--- start of GIVEN ENTRIES ---
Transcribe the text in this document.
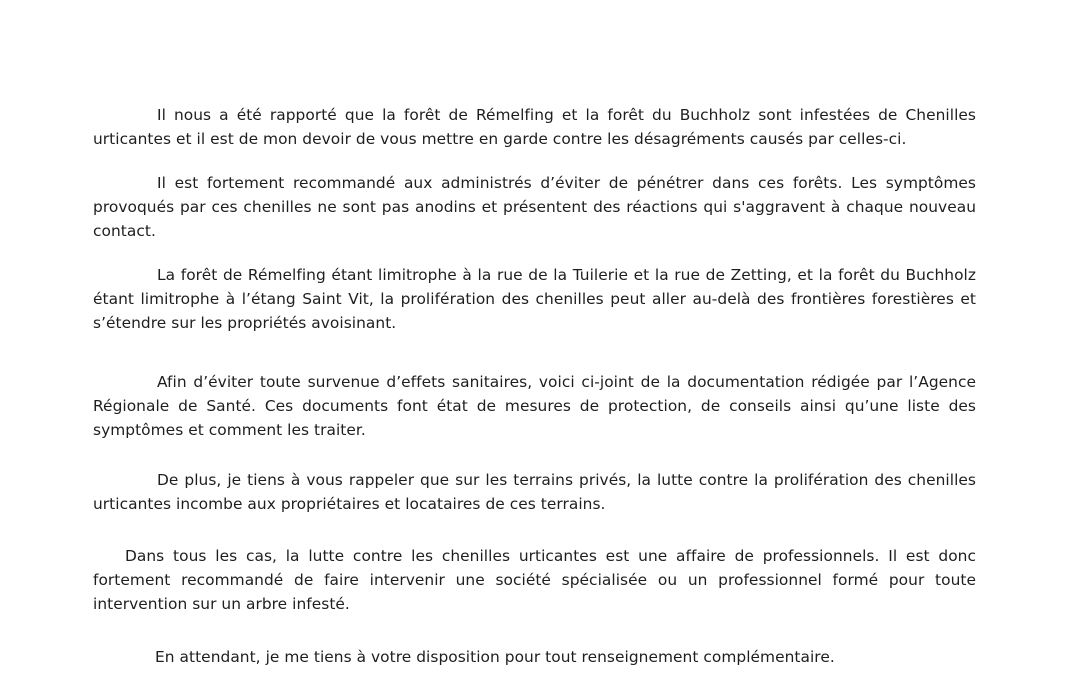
Il nous a été rapporté que la forêt de Rémelfing et la forêt du Buchholz sont infestées de Chenilles urticantes et il est de mon devoir de vous mettre en garde contre les désagréments causés par celles-ci.

Il est fortement recommandé aux administrés d’éviter de pénétrer dans ces forêts. Les symptômes provoqués par ces chenilles ne sont pas anodins et présentent des réactions qui s'aggravent à chaque nouveau contact.

La forêt de Rémelfing étant limitrophe à la rue de la Tuilerie et la rue de Zetting, et la forêt du Buchholz étant limitrophe à l’étang Saint Vit, la prolifération des chenilles peut aller au-delà des frontières forestières et s’étendre sur les propriétés avoisinant.

Afin d’éviter toute survenue d’effets sanitaires, voici ci-joint de la documentation rédigée par l’Agence Régionale de Santé. Ces documents font état de mesures de protection, de conseils ainsi qu’une liste des symptômes et comment les traiter.

De plus, je tiens à vous rappeler que sur les terrains privés, la lutte contre la prolifération des chenilles urticantes incombe aux propriétaires et locataires de ces terrains.

Dans tous les cas, la lutte contre les chenilles urticantes est une affaire de professionnels. Il est donc fortement recommandé de faire intervenir une société spécialisée ou un professionnel formé pour toute intervention sur un arbre infesté.

En attendant, je me tiens à votre disposition pour tout renseignement complémentaire.
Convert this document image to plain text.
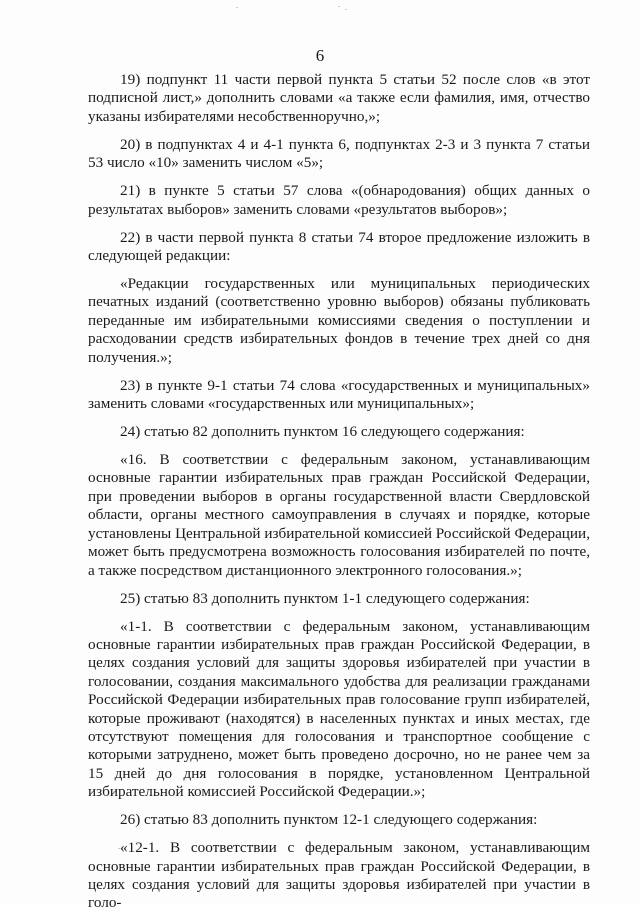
6

19) подпункт 11 части первой пункта 5 статьи 52 после слов «в этот подписной лист,» дополнить словами «а также если фамилия, имя, отчество указаны избирателями несобственноручно,»;

20) в подпунктах 4 и 4-1 пункта 6, подпунктах 2-3 и 3 пункта 7 статьи 53 число «10» заменить числом «5»;

21) в пункте 5 статьи 57 слова «(обнародования) общих данных о результатах выборов» заменить словами «результатов выборов»;

22) в части первой пункта 8 статьи 74 второе предложение изложить в следующей редакции:

«Редакции государственных или муниципальных периодических печатных изданий (соответственно уровню выборов) обязаны публиковать переданные им избирательными комиссиями сведения о поступлении и расходовании средств избирательных фондов в течение трех дней со дня получения.»;

23) в пункте 9-1 статьи 74 слова «государственных и муниципальных» заменить словами «государственных или муниципальных»;

24) статью 82 дополнить пунктом 16 следующего содержания:

«16. В соответствии с федеральным законом, устанавливающим основные гарантии избирательных прав граждан Российской Федерации, при проведении выборов в органы государственной власти Свердловской области, органы местного самоуправления в случаях и порядке, которые установлены Центральной избирательной комиссией Российской Федерации, может быть предусмотрена возможность голосования избирателей по почте, а также посредством дистанционного электронного голосования.»;

25) статью 83 дополнить пунктом 1-1 следующего содержания:

«1-1. В соответствии с федеральным законом, устанавливающим основные гарантии избирательных прав граждан Российской Федерации, в целях создания условий для защиты здоровья избирателей при участии в голосовании, создания максимального удобства для реализации гражданами Российской Федерации избирательных прав голосование групп избирателей, которые проживают (находятся) в населенных пунктах и иных местах, где отсутствуют помещения для голосования и транспортное сообщение с которыми затруднено, может быть проведено досрочно, но не ранее чем за 15 дней до дня голосования в порядке, установленном Центральной избирательной комиссией Российской Федерации.»;

26) статью 83 дополнить пунктом 12-1 следующего содержания:

«12-1. В соответствии с федеральным законом, устанавливающим основные гарантии избирательных прав граждан Российской Федерации, в целях создания условий для защиты здоровья избирателей при участии в голо-
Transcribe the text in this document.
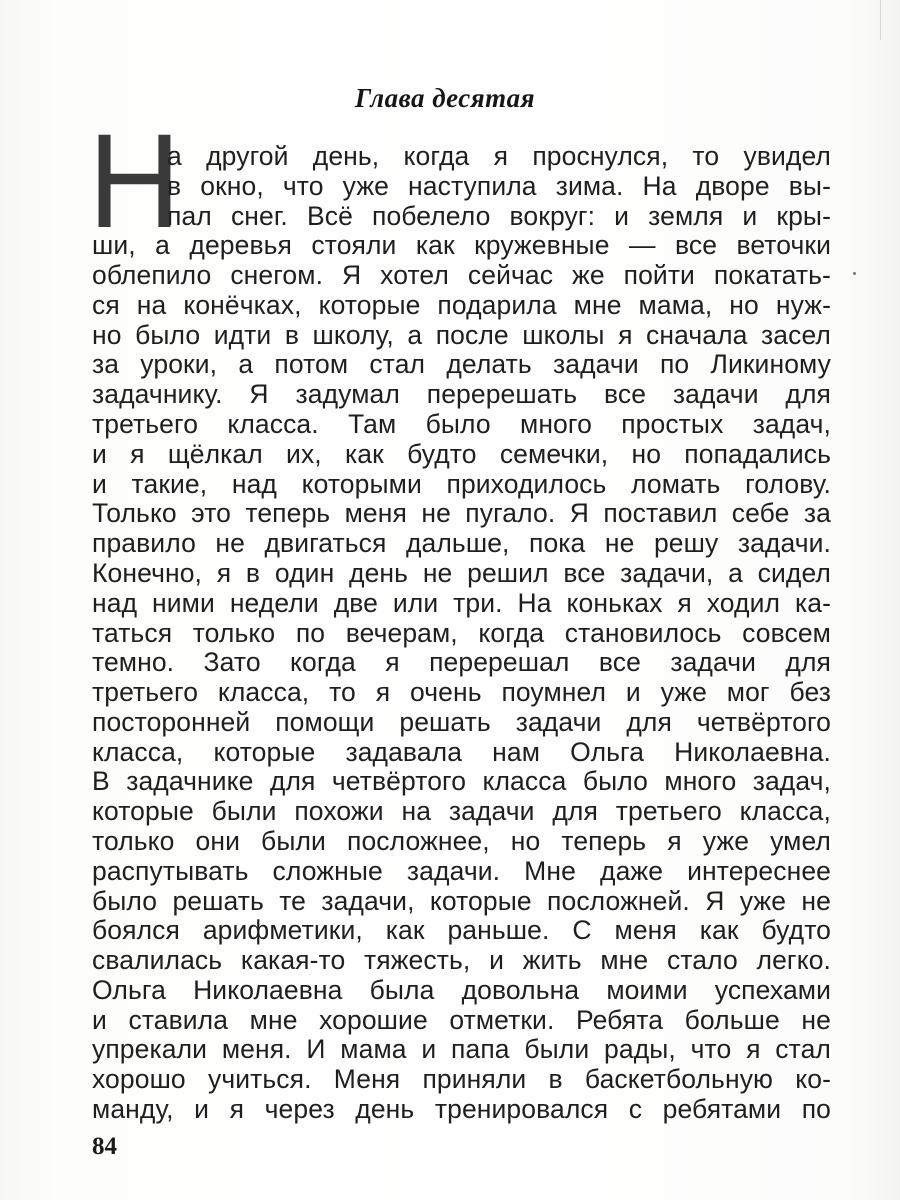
Глава десятая
Н
а другой день, когда я проснулся, то увидел
в окно, что уже наступила зима. На дворе вы-
пал снег. Всё побелело вокруг: и земля и кры-
ши, а деревья стояли как кружевные — все веточки
облепило снегом. Я хотел сейчас же пойти покатать-
ся на конёчках, которые подарила мне мама, но нуж-
но было идти в школу, а после школы я сначала засел
за уроки, а потом стал делать задачи по Ликиному
задачнику. Я задумал перерешать все задачи для
третьего класса. Там было много простых задач,
и я щёлкал их, как будто семечки, но попадались
и такие, над которыми приходилось ломать голову.
Только это теперь меня не пугало. Я поставил себе за
правило не двигаться дальше, пока не решу задачи.
Конечно, я в один день не решил все задачи, а сидел
над ними недели две или три. На коньках я ходил ка-
таться только по вечерам, когда становилось совсем
темно. Зато когда я перерешал все задачи для
третьего класса, то я очень поумнел и уже мог без
посторонней помощи решать задачи для четвёртого
класса, которые задавала нам Ольга Николаевна.
В задачнике для четвёртого класса было много задач,
которые были похожи на задачи для третьего класса,
только они были посложнее, но теперь я уже умел
распутывать сложные задачи. Мне даже интереснее
было решать те задачи, которые посложней. Я уже не
боялся арифметики, как раньше. С меня как будто
свалилась какая-то тяжесть, и жить мне стало легко.
Ольга Николаевна была довольна моими успехами
и ставила мне хорошие отметки. Ребята больше не
упрекали меня. И мама и папа были рады, что я стал
хорошо учиться. Меня приняли в баскетбольную ко-
манду, и я через день тренировался с ребятами по
84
--- end of GIVEN ENTRIES ---
Show every line in the records above that contains the word "много".

третьего класса. Там было много простых задач,
В задачнике для четвёртого класса было много задач,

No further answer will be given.